Reproduce each record below exactly as written.

begin Given records

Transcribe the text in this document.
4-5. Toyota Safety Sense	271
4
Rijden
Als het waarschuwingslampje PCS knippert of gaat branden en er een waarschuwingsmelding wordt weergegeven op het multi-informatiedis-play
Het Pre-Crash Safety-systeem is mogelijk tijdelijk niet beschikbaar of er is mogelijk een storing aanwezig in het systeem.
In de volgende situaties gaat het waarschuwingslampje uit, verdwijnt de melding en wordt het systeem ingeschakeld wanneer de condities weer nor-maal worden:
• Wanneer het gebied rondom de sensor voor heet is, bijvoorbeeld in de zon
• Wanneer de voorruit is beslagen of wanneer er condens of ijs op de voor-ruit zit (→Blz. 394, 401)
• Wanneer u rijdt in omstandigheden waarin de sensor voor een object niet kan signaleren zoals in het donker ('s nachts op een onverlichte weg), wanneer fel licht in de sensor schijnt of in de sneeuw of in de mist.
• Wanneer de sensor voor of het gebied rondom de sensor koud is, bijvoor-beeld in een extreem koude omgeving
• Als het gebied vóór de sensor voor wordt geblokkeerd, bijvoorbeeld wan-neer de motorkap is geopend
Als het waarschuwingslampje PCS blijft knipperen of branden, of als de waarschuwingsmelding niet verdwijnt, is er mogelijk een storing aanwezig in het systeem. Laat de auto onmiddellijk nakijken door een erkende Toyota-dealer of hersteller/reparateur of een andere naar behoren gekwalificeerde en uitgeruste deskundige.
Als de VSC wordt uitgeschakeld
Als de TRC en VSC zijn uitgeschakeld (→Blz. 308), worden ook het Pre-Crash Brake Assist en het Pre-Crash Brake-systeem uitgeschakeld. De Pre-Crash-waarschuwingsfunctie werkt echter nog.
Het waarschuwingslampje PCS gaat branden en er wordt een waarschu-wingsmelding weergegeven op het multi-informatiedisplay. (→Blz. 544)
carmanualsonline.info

end Given records

> [Full response]:
Transcribe the text in this document.
4-5. Toyota Safety Sense	271
4
Rijden
Als het waarschuwingslampje PCS knippert of gaat branden en er een waarschuwingsmelding wordt weergegeven op het multi-informatiedis-play
Het Pre-Crash Safety-systeem is mogelijk tijdelijk niet beschikbaar of er is mogelijk een storing aanwezig in het systeem.
In de volgende situaties gaat het waarschuwingslampje uit, verdwijnt de melding en wordt het systeem ingeschakeld wanneer de condities weer nor-maal worden:
• Wanneer het gebied rondom de sensor voor heet is, bijvoorbeeld in de zon
• Wanneer de voorruit is beslagen of wanneer er condens of ijs op de voor-ruit zit (→Blz. 394, 401)
• Wanneer u rijdt in omstandigheden waarin de sensor voor een object niet kan signaleren zoals in het donker ('s nachts op een onverlichte weg), wanneer fel licht in de sensor schijnt of in de sneeuw of in de mist.
• Wanneer de sensor voor of het gebied rondom de sensor koud is, bijvoor-beeld in een extreem koude omgeving
• Als het gebied vóór de sensor voor wordt geblokkeerd, bijvoorbeeld wan-neer de motorkap is geopend
Als het waarschuwingslampje PCS blijft knipperen of branden, of als de waarschuwingsmelding niet verdwijnt, is er mogelijk een storing aanwezig in het systeem. Laat de auto onmiddellijk nakijken door een erkende Toyota-dealer of hersteller/reparateur of een andere naar behoren gekwalificeerde en uitgeruste deskundige.
Als de VSC wordt uitgeschakeld
Als de TRC en VSC zijn uitgeschakeld (→Blz. 308), worden ook het Pre-Crash Brake Assist en het Pre-Crash Brake-systeem uitgeschakeld. De Pre-Crash-waarschuwingsfunctie werkt echter nog.
Het waarschuwingslampje PCS gaat branden en er wordt een waarschu-wingsmelding weergegeven op het multi-informatiedisplay. (→Blz. 544)
carmanualsonline.info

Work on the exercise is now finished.